As pessoas que nos procuram para atendimento terapêutico geralmente trazem uma irritação com os defeitos “inesperados” dos companheiros, sendo normalmente essa “descoberta” o que gera o início das brigas e discussões do casal. A antiga crença que “depois que casar muda” é geralmente confirmada pela maioria dos casais. Mas, será mesmo que mudou? Será que não houve atenção suficiente para ver o que sempre esteve ali? Ninguém muda porque casou; o que acontece é que a convivência diária revela o que muitas vezes nem se sabia possuir, e nem todos estão preparados para enfrentar juntos essa descoberta.

· · · · · · ·

## Tarefa A
De acordo com o texto extraído, qual antiga crença costuma ser confirmada pela maioria dos casais?
## Tarefa B
Edite o trecho do texto extraído que se inicia nas palavras “As pessoas que” e se encerra após “juntos essa descoberta.”, trocando “convivência diária” por “rotina compartilhada”.
As linhas apresentadas após o texto extraído constituem material à parte.

## Linhas de dados

· · · · · · ·

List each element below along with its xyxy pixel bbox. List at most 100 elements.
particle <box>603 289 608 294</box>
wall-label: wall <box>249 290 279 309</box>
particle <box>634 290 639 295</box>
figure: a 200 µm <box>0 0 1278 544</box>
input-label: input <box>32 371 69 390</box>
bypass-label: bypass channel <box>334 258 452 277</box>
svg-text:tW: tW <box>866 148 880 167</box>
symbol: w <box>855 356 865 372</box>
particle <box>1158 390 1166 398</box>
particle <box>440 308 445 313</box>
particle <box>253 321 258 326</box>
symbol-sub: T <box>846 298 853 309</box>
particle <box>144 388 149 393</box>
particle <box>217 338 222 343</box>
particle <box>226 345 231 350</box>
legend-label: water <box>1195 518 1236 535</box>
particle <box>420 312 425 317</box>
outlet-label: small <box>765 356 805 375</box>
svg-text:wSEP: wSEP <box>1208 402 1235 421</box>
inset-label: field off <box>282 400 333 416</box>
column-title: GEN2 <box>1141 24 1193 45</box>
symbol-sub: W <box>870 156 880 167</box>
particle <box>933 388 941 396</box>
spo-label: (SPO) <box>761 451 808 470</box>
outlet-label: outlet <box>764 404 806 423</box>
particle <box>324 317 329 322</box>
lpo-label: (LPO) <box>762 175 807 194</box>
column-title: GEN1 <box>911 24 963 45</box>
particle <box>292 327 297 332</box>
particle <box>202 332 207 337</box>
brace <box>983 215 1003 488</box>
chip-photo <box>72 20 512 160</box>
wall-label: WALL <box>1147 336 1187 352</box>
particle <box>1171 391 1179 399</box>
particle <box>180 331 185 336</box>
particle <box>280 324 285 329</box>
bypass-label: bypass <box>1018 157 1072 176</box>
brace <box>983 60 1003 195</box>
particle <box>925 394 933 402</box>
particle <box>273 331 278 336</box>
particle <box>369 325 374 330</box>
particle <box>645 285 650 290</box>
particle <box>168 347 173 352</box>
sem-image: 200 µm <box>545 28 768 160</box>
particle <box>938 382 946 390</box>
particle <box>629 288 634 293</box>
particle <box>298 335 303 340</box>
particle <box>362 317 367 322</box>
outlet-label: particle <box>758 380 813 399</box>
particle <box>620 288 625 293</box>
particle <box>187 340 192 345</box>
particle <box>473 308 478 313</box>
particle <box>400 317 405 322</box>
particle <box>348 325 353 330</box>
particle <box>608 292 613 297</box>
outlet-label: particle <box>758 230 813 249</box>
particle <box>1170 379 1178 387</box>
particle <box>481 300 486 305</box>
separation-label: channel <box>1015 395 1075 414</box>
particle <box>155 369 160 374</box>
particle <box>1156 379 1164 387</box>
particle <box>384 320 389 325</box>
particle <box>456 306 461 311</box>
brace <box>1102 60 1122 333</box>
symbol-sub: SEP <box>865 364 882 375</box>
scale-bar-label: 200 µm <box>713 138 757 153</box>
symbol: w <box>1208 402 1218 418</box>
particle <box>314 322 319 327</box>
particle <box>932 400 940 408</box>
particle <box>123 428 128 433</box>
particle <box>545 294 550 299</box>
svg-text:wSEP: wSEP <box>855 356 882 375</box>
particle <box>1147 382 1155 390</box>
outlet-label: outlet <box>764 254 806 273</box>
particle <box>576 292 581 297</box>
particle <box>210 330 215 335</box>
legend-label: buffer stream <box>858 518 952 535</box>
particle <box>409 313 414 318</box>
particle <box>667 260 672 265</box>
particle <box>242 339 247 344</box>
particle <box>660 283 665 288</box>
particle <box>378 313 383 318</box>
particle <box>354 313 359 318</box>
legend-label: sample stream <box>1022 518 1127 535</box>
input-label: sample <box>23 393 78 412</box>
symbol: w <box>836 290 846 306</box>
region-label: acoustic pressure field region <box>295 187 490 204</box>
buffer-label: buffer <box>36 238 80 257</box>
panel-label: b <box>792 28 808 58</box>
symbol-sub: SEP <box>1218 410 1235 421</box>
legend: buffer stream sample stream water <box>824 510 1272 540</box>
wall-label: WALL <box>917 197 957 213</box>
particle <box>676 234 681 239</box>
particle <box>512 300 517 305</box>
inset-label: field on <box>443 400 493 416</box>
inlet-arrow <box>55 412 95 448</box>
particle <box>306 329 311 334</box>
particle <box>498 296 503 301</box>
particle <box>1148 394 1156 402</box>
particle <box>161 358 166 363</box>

· · · · · · ·

## Resposta A
A crença de que “depois que casar muda”.

## Resposta B
As pessoas que nos procuram para atendimento terapêutico geralmente trazem uma irritação com os defeitos “inesperados” dos companheiros, sendo normalmente essa “descoberta” o que gera o início das brigas e discussões do casal. A antiga crença que “depois que casar muda” é geralmente confirmada pela maioria dos casais. Mas, será mesmo que mudou? Será que não houve atenção suficiente para ver o que sempre esteve ali? Ninguém muda porque casou; o que acontece é que a rotina compartilhada revela o que muitas vezes nem se sabia possuir, e nem todos estão preparados para enfrentar juntos essa descoberta.